> _SHORT EXERCISE_: Below is some material; transcribe all of it exactly.

(Dataset items)
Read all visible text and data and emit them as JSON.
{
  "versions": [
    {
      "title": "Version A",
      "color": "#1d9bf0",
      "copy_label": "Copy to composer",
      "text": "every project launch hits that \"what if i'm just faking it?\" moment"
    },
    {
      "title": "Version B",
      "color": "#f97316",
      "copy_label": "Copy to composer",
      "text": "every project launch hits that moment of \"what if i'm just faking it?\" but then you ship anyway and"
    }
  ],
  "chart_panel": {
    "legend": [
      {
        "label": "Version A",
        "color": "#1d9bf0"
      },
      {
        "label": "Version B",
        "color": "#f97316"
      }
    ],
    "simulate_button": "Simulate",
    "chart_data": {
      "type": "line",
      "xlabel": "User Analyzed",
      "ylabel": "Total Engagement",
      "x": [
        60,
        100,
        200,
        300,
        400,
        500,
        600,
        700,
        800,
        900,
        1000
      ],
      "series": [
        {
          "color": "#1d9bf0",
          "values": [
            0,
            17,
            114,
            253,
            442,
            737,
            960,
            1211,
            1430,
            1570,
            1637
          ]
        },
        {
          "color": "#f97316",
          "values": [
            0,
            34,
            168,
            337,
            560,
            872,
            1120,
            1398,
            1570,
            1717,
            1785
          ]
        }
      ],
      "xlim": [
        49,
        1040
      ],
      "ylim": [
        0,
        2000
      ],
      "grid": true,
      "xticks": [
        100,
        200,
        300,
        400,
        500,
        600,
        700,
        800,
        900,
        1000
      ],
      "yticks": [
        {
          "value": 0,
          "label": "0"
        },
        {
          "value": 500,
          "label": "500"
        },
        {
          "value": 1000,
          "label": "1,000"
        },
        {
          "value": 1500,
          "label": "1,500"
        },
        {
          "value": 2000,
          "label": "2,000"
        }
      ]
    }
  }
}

> _TASK ANSWER_:
Read all visible text and data and emit them as JSON.
{
  "versions": [
    {
      "title": "Version A",
      "color": "#1d9bf0",
      "copy_label": "Copy to composer",
      "text": "every project launch hits that \"what if i'm just faking it?\" moment"
    },
    {
      "title": "Version B",
      "color": "#f97316",
      "copy_label": "Copy to composer",
      "text": "every project launch hits that moment of \"what if i'm just faking it?\" but then you ship anyway and"
    }
  ],
  "chart_panel": {
    "legend": [
      {
        "label": "Version A",
        "color": "#1d9bf0"
      },
      {
        "label": "Version B",
        "color": "#f97316"
      }
    ],
    "simulate_button": "Simulate",
    "chart_data": {
      "type": "line",
      "xlabel": "User Analyzed",
      "ylabel": "Total Engagement",
      "x": [
        60,
        100,
        200,
        300,
        400,
        500,
        600,
        700,
        800,
        900,
        1000
      ],
      "series": [
        {
          "color": "#1d9bf0",
          "values": [
            0,
            17,
            114,
            253,
            442,
            737,
            960,
            1211,
            1430,
            1570,
            1637
          ]
        },
        {
          "color": "#f97316",
          "values": [
            0,
            34,
            168,
            337,
            560,
            872,
            1120,
            1398,
            1570,
            1717,
            1785
          ]
        }
      ],
      "xlim": [
        49,
        1040
      ],
      "ylim": [
        0,
        2000
      ],
      "grid": true,
      "xticks": [
        100,
        200,
        300,
        400,
        500,
        600,
        700,
        800,
        900,
        1000
      ],
      "yticks": [
        {
          "value": 0,
          "label": "0"
        },
        {
          "value": 500,
          "label": "500"
        },
        {
          "value": 1000,
          "label": "1,000"
        },
        {
          "value": 1500,
          "label": "1,500"
        },
        {
          "value": 2000,
          "label": "2,000"
        }
      ]
    }
  }
}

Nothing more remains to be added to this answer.